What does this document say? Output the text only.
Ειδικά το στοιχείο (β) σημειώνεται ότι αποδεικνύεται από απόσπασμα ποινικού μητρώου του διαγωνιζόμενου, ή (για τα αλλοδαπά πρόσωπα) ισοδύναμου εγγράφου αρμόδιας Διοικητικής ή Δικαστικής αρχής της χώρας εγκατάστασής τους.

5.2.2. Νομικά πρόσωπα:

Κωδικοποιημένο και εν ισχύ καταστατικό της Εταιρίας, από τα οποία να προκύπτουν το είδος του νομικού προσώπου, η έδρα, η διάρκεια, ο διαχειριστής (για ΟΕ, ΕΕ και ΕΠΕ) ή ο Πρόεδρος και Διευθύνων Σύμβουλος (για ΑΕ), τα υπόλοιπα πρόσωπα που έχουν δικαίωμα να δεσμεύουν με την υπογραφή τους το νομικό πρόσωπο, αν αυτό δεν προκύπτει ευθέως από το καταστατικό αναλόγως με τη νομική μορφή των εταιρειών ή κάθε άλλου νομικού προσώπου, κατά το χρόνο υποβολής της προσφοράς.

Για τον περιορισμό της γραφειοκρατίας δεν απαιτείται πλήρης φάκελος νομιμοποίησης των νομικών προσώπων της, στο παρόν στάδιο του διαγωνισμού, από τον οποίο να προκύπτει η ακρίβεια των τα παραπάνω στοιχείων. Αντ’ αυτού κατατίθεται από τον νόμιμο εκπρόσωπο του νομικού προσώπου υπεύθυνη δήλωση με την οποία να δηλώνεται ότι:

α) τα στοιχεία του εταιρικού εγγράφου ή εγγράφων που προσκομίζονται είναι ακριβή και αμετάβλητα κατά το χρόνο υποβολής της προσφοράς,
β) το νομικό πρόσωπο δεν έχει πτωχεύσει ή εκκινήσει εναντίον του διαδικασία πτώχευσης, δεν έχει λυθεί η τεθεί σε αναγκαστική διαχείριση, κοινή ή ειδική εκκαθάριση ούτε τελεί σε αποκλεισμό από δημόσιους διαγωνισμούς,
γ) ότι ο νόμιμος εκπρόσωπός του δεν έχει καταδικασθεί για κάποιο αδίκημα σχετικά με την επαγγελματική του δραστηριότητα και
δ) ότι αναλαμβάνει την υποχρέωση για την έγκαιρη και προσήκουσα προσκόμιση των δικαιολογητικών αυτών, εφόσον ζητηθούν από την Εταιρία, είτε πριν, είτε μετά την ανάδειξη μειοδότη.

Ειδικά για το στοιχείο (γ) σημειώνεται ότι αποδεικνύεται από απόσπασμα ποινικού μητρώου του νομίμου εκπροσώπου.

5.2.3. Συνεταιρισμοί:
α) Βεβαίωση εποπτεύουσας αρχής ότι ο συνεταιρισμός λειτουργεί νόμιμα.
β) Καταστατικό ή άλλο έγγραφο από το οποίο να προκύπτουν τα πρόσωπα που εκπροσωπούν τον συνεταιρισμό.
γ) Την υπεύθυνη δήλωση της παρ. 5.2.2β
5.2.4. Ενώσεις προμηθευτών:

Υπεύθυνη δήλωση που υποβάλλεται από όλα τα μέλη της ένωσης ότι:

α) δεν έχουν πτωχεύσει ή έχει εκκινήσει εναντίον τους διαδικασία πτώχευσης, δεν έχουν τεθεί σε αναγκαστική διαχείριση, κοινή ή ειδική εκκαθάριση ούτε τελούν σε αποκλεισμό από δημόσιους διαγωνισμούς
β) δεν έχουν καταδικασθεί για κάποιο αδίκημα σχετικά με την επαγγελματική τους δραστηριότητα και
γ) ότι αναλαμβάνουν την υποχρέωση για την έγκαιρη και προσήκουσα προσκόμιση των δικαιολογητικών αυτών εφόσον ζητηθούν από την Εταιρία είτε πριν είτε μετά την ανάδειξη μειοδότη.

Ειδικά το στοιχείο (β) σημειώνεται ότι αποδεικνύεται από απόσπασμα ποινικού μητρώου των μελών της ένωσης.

________________

● STATED GOAL:
Make an exact copy of the records.

● RESULT:
What does this document say? Output the text only.
Ειδικά το στοιχείο (β) σημειώνεται ότι αποδεικνύεται από απόσπασμα ποινικού μητρώου του διαγωνιζόμενου, ή (για τα αλλοδαπά πρόσωπα) ισοδύναμου εγγράφου αρμόδιας Διοικητικής ή Δικαστικής αρχής της χώρας εγκατάστασής τους.

5.2.2. Νομικά πρόσωπα:

Κωδικοποιημένο και εν ισχύ καταστατικό της Εταιρίας, από τα οποία να προκύπτουν το είδος του νομικού προσώπου, η έδρα, η διάρκεια, ο διαχειριστής (για ΟΕ, ΕΕ και ΕΠΕ) ή ο Πρόεδρος και Διευθύνων Σύμβουλος (για ΑΕ), τα υπόλοιπα πρόσωπα που έχουν δικαίωμα να δεσμεύουν με την υπογραφή τους το νομικό πρόσωπο, αν αυτό δεν προκύπτει ευθέως από το καταστατικό αναλόγως με τη νομική μορφή των εταιρειών ή κάθε άλλου νομικού προσώπου, κατά το χρόνο υποβολής της προσφοράς.

Για τον περιορισμό της γραφειοκρατίας δεν απαιτείται πλήρης φάκελος νομιμοποίησης των νομικών προσώπων της, στο παρόν στάδιο του διαγωνισμού, από τον οποίο να προκύπτει η ακρίβεια των τα παραπάνω στοιχείων. Αντ’ αυτού κατατίθεται από τον νόμιμο εκπρόσωπο του νομικού προσώπου υπεύθυνη δήλωση με την οποία να δηλώνεται ότι:

α) τα στοιχεία του εταιρικού εγγράφου ή εγγράφων που προσκομίζονται είναι ακριβή και αμετάβλητα κατά το χρόνο υποβολής της προσφοράς,
β) το νομικό πρόσωπο δεν έχει πτωχεύσει ή εκκινήσει εναντίον του διαδικασία πτώχευσης, δεν έχει λυθεί η τεθεί σε αναγκαστική διαχείριση, κοινή ή ειδική εκκαθάριση ούτε τελεί σε αποκλεισμό από δημόσιους διαγωνισμούς,
γ) ότι ο νόμιμος εκπρόσωπός του δεν έχει καταδικασθεί για κάποιο αδίκημα σχετικά με την επαγγελματική του δραστηριότητα και
δ) ότι αναλαμβάνει την υποχρέωση για την έγκαιρη και προσήκουσα προσκόμιση των δικαιολογητικών αυτών, εφόσον ζητηθούν από την Εταιρία, είτε πριν, είτε μετά την ανάδειξη μειοδότη.

Ειδικά για το στοιχείο (γ) σημειώνεται ότι αποδεικνύεται από απόσπασμα ποινικού μητρώου του νομίμου εκπροσώπου.

5.2.3. Συνεταιρισμοί:
α) Βεβαίωση εποπτεύουσας αρχής ότι ο συνεταιρισμός λειτουργεί νόμιμα.
β) Καταστατικό ή άλλο έγγραφο από το οποίο να προκύπτουν τα πρόσωπα που εκπροσωπούν τον συνεταιρισμό.
γ) Την υπεύθυνη δήλωση της παρ. 5.2.2β
5.2.4. Ενώσεις προμηθευτών:

Υπεύθυνη δήλωση που υποβάλλεται από όλα τα μέλη της ένωσης ότι:

α) δεν έχουν πτωχεύσει ή έχει εκκινήσει εναντίον τους διαδικασία πτώχευσης, δεν έχουν τεθεί σε αναγκαστική διαχείριση, κοινή ή ειδική εκκαθάριση ούτε τελούν σε αποκλεισμό από δημόσιους διαγωνισμούς
β) δεν έχουν καταδικασθεί για κάποιο αδίκημα σχετικά με την επαγγελματική τους δραστηριότητα και
γ) ότι αναλαμβάνουν την υποχρέωση για την έγκαιρη και προσήκουσα προσκόμιση των δικαιολογητικών αυτών εφόσον ζητηθούν από την Εταιρία είτε πριν είτε μετά την ανάδειξη μειοδότη.

Ειδικά το στοιχείο (β) σημειώνεται ότι αποδεικνύεται από απόσπασμα ποινικού μητρώου των μελών της ένωσης.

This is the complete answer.